*Exercise aim:* Pick out all lines in the listing holding the string "Configuration" and copy them.

*-*-*

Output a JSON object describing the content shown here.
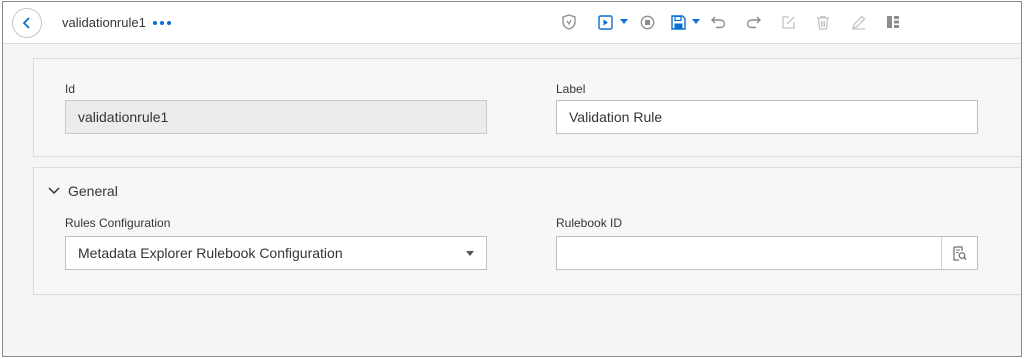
{
  "toolbar": {
    "title": "validationrule1",
    "icons": [
      "shield-icon",
      "play-icon",
      "stop-icon",
      "save-icon",
      "undo-icon",
      "redo-icon",
      "edit-box-icon",
      "trash-icon",
      "pencil-icon",
      "layout-icon"
    ]
  },
  "header_section": {
    "id_label": "Id",
    "id_value": "validationrule1",
    "label_label": "Label",
    "label_value": "Validation Rule"
  },
  "general": {
    "heading": "General",
    "rules_config_label": "Rules Configuration",
    "rules_config_value": "Metadata Explorer Rulebook Configuration",
    "rulebook_id_label": "Rulebook ID",
    "rulebook_id_value": ""
  },
  "colors": {
    "accent": "#0a6ed1",
    "icon_gray": "#8c8c8c",
    "icon_light": "#c4c4c4"
  }
}
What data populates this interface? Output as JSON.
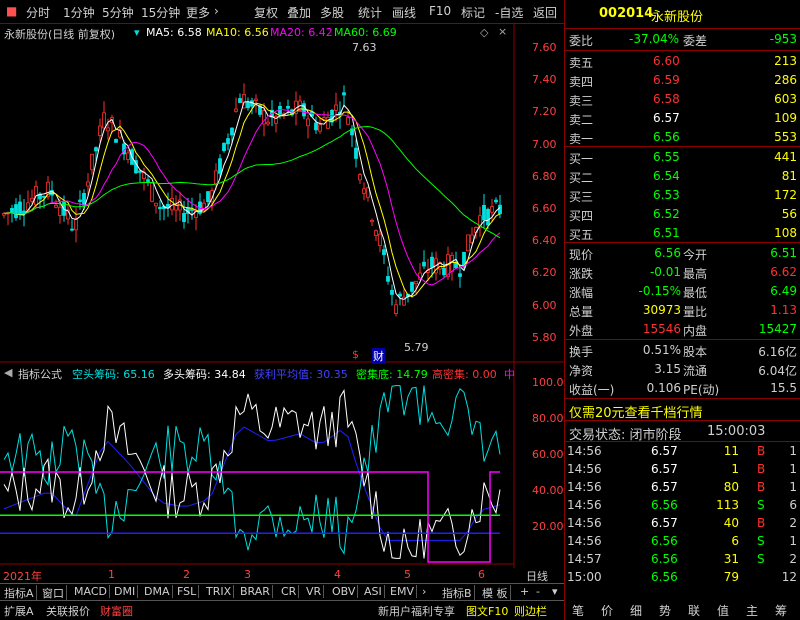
{
  "menu": {
    "items": [
      "分时",
      "1分钟",
      "5分钟",
      "15分钟",
      "更多"
    ],
    "more_arrow": "›",
    "tools": [
      "复权",
      "叠加",
      "多股",
      "统计",
      "画线",
      "F10",
      "标记",
      "-自选",
      "返回"
    ]
  },
  "stock": {
    "code": "002014",
    "name": "永新股份"
  },
  "chart": {
    "title": "永新股份(日线 前复权)",
    "ma5": "MA5: 6.58",
    "ma10": "MA10: 6.56",
    "ma20": "MA20: 6.42",
    "ma60": "MA60: 6.69",
    "high_label": "7.63",
    "low_label": "5.79",
    "marker_dollar": "$",
    "marker_cai": "财",
    "price_ticks": [
      "7.60",
      "7.40",
      "7.20",
      "7.00",
      "6.80",
      "6.60",
      "6.40",
      "6.20",
      "6.00",
      "5.80"
    ],
    "colors": {
      "up": "#ff3030",
      "down": "#00e0e0",
      "ma5": "#ffffff",
      "ma10": "#ffff00",
      "ma20": "#ff00ff",
      "ma60": "#00ff00"
    }
  },
  "indicator": {
    "label": "指标公式",
    "short_chip": "空头筹码: 65.16",
    "long_chip": "多头筹码: 34.84",
    "avg_cost": "获利平均值: 30.35",
    "dense_low": "密集底: 14.79",
    "dense_high": "高密集: 0.00",
    "more": "中",
    "ticks": [
      "100.0",
      "80.00",
      "60.00",
      "40.00",
      "20.00"
    ]
  },
  "xaxis": {
    "year": "2021年",
    "months": [
      "1",
      "2",
      "3",
      "4",
      "5",
      "6"
    ],
    "period": "日线"
  },
  "tabs": [
    "指标A",
    "窗口",
    "MACD",
    "DMI",
    "DMA",
    "FSL",
    "TRIX",
    "BRAR",
    "CR",
    "VR",
    "OBV",
    "ASI",
    "EMV"
  ],
  "tabs_right": [
    "指标B",
    "模 板"
  ],
  "bottom_left": [
    "扩展A",
    "关联报价",
    "财富圈"
  ],
  "bottom_promo": [
    "新用户福利专享",
    "图文F10",
    "则边栏"
  ],
  "nav": [
    "笔",
    "价",
    "细",
    "势",
    "联",
    "值",
    "主",
    "筹"
  ],
  "wb": {
    "ratio_label": "委比",
    "ratio": "-37.04%",
    "diff_label": "委差",
    "diff": "-953",
    "asks": [
      {
        "label": "卖五",
        "price": "6.60",
        "vol": "213"
      },
      {
        "label": "卖四",
        "price": "6.59",
        "vol": "286"
      },
      {
        "label": "卖三",
        "price": "6.58",
        "vol": "603"
      },
      {
        "label": "卖二",
        "price": "6.57",
        "vol": "109"
      },
      {
        "label": "卖一",
        "price": "6.56",
        "vol": "553"
      }
    ],
    "bids": [
      {
        "label": "买一",
        "price": "6.55",
        "vol": "441"
      },
      {
        "label": "买二",
        "price": "6.54",
        "vol": "81"
      },
      {
        "label": "买三",
        "price": "6.53",
        "vol": "172"
      },
      {
        "label": "买四",
        "price": "6.52",
        "vol": "56"
      },
      {
        "label": "买五",
        "price": "6.51",
        "vol": "108"
      }
    ]
  },
  "quote": [
    {
      "l1": "现价",
      "v1": "6.56",
      "l2": "今开",
      "v2": "6.51"
    },
    {
      "l1": "涨跌",
      "v1": "-0.01",
      "l2": "最高",
      "v2": "6.62"
    },
    {
      "l1": "涨幅",
      "v1": "-0.15%",
      "l2": "最低",
      "v2": "6.49"
    },
    {
      "l1": "总量",
      "v1": "30973",
      "l2": "量比",
      "v2": "1.13"
    },
    {
      "l1": "外盘",
      "v1": "15546",
      "l2": "内盘",
      "v2": "15427"
    }
  ],
  "fund": [
    {
      "l1": "换手",
      "v1": "0.51%",
      "l2": "股本",
      "v2": "6.16亿"
    },
    {
      "l1": "净资",
      "v1": "3.15",
      "l2": "流通",
      "v2": "6.04亿"
    },
    {
      "l1": "收益(一)",
      "v1": "0.106",
      "l2": "PE(动)",
      "v2": "15.5"
    }
  ],
  "promo": "仅需20元查看千档行情",
  "status": {
    "label": "交易状态: 闭市阶段",
    "time": "15:00:03"
  },
  "ticks": [
    {
      "t": "14:56",
      "p": "6.57",
      "v": "11",
      "d": "B",
      "n": "1"
    },
    {
      "t": "14:56",
      "p": "6.57",
      "v": "1",
      "d": "B",
      "n": "1"
    },
    {
      "t": "14:56",
      "p": "6.57",
      "v": "80",
      "d": "B",
      "n": "1"
    },
    {
      "t": "14:56",
      "p": "6.56",
      "v": "113",
      "d": "S",
      "n": "6"
    },
    {
      "t": "14:56",
      "p": "6.57",
      "v": "40",
      "d": "B",
      "n": "2"
    },
    {
      "t": "14:56",
      "p": "6.56",
      "v": "6",
      "d": "S",
      "n": "1"
    },
    {
      "t": "14:57",
      "p": "6.56",
      "v": "31",
      "d": "S",
      "n": "2"
    },
    {
      "t": "15:00",
      "p": "6.56",
      "v": "79",
      "d": "",
      "n": "12"
    }
  ]
}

*-*-*

*Task output:*
    "rules_config_label": "Rules Configuration",
    "rules_config_value": "Metadata Explorer Rulebook Configuration",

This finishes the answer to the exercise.